▸ WHAT YOU ARE ASKED TO DO
Spot each line that carries the word "Anhängelast"; copy those lines.

▸ EXERCISE MATERIAL
++++++++
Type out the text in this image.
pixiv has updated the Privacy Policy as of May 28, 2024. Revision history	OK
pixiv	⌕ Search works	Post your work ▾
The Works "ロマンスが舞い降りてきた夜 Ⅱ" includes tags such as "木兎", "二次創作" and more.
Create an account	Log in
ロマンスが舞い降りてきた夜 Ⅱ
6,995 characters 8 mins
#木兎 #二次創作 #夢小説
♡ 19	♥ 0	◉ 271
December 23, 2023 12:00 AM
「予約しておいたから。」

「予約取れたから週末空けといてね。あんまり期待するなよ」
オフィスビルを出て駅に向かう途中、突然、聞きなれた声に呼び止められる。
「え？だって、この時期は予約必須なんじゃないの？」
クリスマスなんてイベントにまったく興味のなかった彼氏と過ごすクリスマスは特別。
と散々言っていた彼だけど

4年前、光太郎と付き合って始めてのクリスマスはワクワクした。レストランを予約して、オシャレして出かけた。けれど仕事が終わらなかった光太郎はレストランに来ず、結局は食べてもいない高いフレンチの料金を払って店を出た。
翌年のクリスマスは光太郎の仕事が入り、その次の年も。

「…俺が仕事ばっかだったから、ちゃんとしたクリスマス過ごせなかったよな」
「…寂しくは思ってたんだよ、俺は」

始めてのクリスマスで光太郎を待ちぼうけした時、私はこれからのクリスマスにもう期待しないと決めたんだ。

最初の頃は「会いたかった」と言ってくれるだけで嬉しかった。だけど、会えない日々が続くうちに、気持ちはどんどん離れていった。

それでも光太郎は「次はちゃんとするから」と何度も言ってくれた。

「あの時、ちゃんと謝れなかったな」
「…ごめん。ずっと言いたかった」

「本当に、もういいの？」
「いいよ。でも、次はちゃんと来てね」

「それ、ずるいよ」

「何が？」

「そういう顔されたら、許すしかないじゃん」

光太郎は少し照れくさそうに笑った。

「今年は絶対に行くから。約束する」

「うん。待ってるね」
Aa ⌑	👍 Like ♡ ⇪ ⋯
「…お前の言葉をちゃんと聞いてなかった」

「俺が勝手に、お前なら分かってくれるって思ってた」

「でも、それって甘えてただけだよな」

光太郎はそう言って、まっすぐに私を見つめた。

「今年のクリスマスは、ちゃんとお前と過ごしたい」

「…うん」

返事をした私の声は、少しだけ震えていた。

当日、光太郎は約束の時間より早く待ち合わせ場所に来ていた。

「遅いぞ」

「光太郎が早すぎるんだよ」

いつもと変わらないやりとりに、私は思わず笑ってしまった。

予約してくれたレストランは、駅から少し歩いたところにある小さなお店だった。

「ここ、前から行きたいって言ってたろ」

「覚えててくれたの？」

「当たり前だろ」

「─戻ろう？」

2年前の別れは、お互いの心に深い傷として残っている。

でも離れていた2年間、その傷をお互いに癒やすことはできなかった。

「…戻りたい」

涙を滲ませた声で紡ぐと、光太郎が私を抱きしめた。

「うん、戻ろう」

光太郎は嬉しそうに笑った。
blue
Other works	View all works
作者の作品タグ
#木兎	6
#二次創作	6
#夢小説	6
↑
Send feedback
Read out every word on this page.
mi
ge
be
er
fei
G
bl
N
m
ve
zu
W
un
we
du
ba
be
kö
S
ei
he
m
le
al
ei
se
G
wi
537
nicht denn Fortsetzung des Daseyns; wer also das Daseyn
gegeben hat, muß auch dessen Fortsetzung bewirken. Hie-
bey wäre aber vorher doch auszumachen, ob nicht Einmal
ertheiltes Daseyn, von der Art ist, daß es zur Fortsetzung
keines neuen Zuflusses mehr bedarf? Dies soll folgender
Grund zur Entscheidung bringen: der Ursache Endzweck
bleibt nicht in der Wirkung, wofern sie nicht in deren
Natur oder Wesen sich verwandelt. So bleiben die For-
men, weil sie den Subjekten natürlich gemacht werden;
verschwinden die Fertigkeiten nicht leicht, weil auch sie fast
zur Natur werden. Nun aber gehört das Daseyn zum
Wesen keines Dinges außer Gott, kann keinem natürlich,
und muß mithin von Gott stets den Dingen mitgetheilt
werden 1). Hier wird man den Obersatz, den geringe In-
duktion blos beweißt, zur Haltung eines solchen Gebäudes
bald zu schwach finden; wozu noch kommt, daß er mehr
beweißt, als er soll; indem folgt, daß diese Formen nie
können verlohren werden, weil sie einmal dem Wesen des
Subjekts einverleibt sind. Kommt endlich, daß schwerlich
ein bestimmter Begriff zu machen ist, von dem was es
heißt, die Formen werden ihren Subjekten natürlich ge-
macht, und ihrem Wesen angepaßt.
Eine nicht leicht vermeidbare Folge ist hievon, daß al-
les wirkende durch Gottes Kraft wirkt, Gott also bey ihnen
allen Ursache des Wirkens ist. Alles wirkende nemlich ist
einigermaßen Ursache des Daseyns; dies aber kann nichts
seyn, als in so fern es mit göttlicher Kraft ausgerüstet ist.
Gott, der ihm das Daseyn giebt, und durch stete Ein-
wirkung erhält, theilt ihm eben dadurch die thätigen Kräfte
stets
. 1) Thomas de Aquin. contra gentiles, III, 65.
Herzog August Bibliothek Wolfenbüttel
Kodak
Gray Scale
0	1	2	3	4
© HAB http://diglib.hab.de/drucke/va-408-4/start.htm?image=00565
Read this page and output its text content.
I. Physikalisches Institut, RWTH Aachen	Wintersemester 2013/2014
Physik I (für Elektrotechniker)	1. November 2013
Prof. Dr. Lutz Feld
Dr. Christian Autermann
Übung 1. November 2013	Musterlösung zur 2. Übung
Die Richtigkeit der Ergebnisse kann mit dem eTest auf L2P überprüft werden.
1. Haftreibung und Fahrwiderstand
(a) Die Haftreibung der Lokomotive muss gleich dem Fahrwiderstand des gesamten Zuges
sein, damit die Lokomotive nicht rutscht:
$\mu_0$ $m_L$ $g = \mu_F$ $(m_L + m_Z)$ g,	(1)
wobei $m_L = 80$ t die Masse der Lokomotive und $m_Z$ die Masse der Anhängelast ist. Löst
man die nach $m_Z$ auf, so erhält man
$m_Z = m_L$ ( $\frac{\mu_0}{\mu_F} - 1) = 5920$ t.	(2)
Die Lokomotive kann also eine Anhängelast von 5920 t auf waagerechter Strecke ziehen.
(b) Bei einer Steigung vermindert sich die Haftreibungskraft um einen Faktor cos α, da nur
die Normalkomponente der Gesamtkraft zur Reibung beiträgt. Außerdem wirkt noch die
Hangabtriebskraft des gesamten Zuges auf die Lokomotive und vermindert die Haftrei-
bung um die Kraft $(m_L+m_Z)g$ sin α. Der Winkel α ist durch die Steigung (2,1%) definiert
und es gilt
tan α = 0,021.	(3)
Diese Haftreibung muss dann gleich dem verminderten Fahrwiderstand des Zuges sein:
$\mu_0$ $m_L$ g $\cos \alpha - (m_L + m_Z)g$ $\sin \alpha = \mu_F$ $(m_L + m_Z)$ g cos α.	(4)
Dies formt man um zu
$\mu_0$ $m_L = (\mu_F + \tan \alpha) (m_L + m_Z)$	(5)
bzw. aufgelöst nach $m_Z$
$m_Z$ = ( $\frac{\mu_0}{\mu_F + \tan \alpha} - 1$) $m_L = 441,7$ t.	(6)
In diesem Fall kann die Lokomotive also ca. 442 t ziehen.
++++++++
▸ SOLUTION
wobei $m_L = 80$ t die Masse der Lokomotive und $m_Z$ die Masse der Anhängelast ist. Löst
Die Lokomotive kann also eine Anhängelast von 5920 t auf waagerechter Strecke ziehen.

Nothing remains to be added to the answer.